» **Your task**:
Tally the lines in the listing below that contain "From" and report the tally alone.

* begin Exercise input *

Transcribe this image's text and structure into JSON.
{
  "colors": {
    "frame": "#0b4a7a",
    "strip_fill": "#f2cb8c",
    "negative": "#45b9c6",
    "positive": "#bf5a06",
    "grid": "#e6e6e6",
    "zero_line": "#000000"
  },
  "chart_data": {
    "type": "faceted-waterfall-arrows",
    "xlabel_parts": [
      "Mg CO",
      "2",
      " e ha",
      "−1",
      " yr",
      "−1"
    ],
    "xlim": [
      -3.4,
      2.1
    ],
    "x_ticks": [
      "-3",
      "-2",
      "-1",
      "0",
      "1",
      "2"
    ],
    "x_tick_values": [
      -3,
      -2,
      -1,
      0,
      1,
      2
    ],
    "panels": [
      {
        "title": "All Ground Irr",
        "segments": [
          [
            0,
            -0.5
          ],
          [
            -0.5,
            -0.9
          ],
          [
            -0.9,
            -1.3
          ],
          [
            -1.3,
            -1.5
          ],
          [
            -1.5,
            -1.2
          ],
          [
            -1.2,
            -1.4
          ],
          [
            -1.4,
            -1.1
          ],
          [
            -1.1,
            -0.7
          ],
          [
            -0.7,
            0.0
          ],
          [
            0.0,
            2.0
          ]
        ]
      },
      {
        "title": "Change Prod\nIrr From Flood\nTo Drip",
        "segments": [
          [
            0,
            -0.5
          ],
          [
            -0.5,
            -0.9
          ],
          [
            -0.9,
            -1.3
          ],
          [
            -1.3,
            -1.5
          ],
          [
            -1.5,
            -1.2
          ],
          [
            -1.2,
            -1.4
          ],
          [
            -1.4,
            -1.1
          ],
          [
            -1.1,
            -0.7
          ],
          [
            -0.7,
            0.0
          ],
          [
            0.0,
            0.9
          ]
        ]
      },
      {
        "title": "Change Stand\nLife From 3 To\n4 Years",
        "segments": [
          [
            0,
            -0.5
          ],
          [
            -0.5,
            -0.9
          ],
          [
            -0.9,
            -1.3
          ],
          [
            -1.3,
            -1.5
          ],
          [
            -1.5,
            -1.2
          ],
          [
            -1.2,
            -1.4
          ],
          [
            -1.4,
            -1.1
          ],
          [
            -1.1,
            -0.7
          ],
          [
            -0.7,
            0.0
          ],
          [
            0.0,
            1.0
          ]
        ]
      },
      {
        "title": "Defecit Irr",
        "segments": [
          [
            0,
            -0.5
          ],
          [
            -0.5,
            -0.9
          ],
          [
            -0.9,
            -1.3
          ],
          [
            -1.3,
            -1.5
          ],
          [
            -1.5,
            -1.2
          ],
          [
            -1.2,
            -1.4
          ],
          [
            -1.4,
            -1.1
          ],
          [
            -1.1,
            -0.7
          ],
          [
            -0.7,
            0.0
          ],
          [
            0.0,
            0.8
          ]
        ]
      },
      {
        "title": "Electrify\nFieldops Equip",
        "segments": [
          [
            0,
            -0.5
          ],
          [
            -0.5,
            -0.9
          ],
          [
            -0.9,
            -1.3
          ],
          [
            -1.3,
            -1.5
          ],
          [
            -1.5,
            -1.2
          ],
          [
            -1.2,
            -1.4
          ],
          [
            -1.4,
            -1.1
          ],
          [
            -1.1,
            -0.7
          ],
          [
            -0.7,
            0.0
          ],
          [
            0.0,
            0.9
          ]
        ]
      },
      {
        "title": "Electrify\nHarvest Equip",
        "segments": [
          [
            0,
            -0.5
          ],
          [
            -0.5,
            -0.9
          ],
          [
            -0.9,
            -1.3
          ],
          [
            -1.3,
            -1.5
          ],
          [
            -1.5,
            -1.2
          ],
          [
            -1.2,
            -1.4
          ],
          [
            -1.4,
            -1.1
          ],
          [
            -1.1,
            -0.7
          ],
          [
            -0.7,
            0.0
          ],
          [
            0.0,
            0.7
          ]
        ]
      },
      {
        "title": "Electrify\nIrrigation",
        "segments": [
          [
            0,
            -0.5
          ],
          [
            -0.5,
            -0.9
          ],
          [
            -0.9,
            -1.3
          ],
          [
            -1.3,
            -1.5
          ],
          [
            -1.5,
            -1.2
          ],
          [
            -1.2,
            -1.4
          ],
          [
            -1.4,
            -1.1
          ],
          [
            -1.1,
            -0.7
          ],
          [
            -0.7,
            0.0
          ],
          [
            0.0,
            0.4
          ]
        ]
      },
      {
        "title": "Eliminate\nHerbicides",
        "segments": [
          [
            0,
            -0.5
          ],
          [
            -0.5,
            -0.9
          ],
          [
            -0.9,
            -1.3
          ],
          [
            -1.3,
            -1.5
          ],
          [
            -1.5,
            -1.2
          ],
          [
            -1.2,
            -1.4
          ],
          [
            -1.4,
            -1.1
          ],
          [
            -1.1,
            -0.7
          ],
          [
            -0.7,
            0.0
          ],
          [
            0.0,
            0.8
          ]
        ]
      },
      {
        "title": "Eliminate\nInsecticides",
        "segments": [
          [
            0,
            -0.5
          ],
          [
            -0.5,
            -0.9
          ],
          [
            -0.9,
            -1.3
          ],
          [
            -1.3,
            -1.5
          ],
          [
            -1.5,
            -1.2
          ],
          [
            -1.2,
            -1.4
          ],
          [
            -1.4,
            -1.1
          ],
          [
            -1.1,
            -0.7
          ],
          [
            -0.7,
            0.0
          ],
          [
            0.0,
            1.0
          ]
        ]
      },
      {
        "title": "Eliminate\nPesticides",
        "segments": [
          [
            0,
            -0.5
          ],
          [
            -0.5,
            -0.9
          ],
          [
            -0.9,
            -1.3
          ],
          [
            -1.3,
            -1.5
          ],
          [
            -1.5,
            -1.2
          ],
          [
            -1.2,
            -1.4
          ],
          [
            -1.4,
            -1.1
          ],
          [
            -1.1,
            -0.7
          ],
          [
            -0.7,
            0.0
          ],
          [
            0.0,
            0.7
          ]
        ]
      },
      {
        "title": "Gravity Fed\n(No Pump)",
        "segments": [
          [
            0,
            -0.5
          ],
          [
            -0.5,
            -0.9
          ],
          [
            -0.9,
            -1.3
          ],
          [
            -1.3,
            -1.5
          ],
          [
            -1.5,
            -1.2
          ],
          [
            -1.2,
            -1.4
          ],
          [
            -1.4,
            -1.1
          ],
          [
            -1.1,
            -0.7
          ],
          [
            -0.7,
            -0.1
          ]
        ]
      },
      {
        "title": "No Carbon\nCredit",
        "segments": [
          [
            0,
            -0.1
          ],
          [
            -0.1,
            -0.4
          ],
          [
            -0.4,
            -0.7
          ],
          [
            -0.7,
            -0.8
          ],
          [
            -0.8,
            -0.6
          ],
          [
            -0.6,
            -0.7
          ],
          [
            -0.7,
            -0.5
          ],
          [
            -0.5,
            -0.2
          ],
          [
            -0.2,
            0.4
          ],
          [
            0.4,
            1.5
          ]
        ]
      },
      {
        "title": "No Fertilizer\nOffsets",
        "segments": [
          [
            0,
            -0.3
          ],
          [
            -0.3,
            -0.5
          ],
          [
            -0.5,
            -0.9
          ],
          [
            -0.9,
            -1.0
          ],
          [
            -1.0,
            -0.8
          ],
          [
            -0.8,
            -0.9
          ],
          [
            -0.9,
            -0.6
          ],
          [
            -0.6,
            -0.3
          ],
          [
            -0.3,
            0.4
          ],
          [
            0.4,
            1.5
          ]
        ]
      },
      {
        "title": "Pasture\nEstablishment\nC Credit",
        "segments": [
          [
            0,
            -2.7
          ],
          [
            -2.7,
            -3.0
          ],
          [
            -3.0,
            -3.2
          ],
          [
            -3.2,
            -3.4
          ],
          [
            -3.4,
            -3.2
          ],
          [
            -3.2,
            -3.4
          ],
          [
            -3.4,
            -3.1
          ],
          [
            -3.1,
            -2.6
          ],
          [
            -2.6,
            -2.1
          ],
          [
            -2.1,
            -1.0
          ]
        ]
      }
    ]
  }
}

* end Exercise input *

» **Solved problem**:
2